*EXERCISE INSTRUCTIONS*: Transcribe the listing in full, excluding any pictures.

Extracted records
*****
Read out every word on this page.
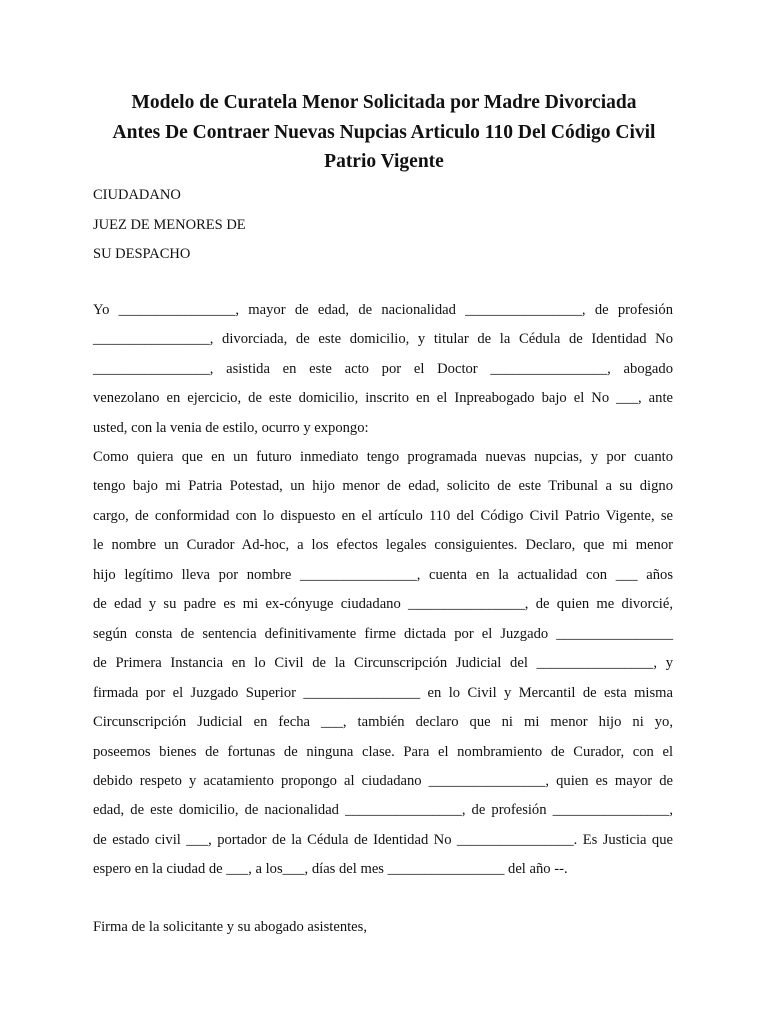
Modelo de Curatela Menor Solicitada por Madre Divorciada
Antes De Contraer Nuevas Nupcias Articulo 110 Del Código Civil
Patrio Vigente
CIUDADANO
JUEZ DE MENORES DE
SU DESPACHO
Yo ________________, mayor de edad, de nacionalidad ________________, de profesión
________________, divorciada, de este domicilio, y titular de la Cédula de Identidad No
________________, asistida en este acto por el Doctor ________________, abogado
venezolano en ejercicio, de este domicilio, inscrito en el Inpreabogado bajo el No ___, ante
usted, con la venia de estilo, ocurro y expongo:
Como quiera que en un futuro inmediato tengo programada nuevas nupcias, y por cuanto
tengo bajo mi Patria Potestad, un hijo menor de edad, solicito de este Tribunal a su digno
cargo, de conformidad con lo dispuesto en el artículo 110 del Código Civil Patrio Vigente, se
le nombre un Curador Ad-hoc, a los efectos legales consiguientes. Declaro, que mi menor
hijo legítimo lleva por nombre ________________, cuenta en la actualidad con ___ años
de edad y su padre es mi ex-cónyuge ciudadano ________________, de quien me divorcié,
según consta de sentencia definitivamente firme dictada por el Juzgado ________________
de Primera Instancia en lo Civil de la Circunscripción Judicial del ________________, y
firmada por el Juzgado Superior ________________ en lo Civil y Mercantil de esta misma
Circunscripción Judicial en fecha ___, también declaro que ni mi menor hijo ni yo,
poseemos bienes de fortunas de ninguna clase. Para el nombramiento de Curador, con el
debido respeto y acatamiento propongo al ciudadano ________________, quien es mayor de
edad, de este domicilio, de nacionalidad ________________, de profesión ________________,
de estado civil ___, portador de la Cédula de Identidad No ________________. Es Justicia que
espero en la ciudad de ___, a los___, días del mes ________________ del año --.
Firma de la solicitante y su abogado asistentes,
*****
*THE SOLUTION*:
Read out every word on this page.
Modelo de Curatela Menor Solicitada por Madre Divorciada
Antes De Contraer Nuevas Nupcias Articulo 110 Del Código Civil
Patrio Vigente
CIUDADANO
JUEZ DE MENORES DE
SU DESPACHO
Yo ________________, mayor de edad, de nacionalidad ________________, de profesión
________________, divorciada, de este domicilio, y titular de la Cédula de Identidad No
________________, asistida en este acto por el Doctor ________________, abogado
venezolano en ejercicio, de este domicilio, inscrito en el Inpreabogado bajo el No ___, ante
usted, con la venia de estilo, ocurro y expongo:
Como quiera que en un futuro inmediato tengo programada nuevas nupcias, y por cuanto
tengo bajo mi Patria Potestad, un hijo menor de edad, solicito de este Tribunal a su digno
cargo, de conformidad con lo dispuesto en el artículo 110 del Código Civil Patrio Vigente, se
le nombre un Curador Ad-hoc, a los efectos legales consiguientes. Declaro, que mi menor
hijo legítimo lleva por nombre ________________, cuenta en la actualidad con ___ años
de edad y su padre es mi ex-cónyuge ciudadano ________________, de quien me divorcié,
según consta de sentencia definitivamente firme dictada por el Juzgado ________________
de Primera Instancia en lo Civil de la Circunscripción Judicial del ________________, y
firmada por el Juzgado Superior ________________ en lo Civil y Mercantil de esta misma
Circunscripción Judicial en fecha ___, también declaro que ni mi menor hijo ni yo,
poseemos bienes de fortunas de ninguna clase. Para el nombramiento de Curador, con el
debido respeto y acatamiento propongo al ciudadano ________________, quien es mayor de
edad, de este domicilio, de nacionalidad ________________, de profesión ________________,
de estado civil ___, portador de la Cédula de Identidad No ________________. Es Justicia que
espero en la ciudad de ___, a los___, días del mes ________________ del año --.
Firma de la solicitante y su abogado asistentes,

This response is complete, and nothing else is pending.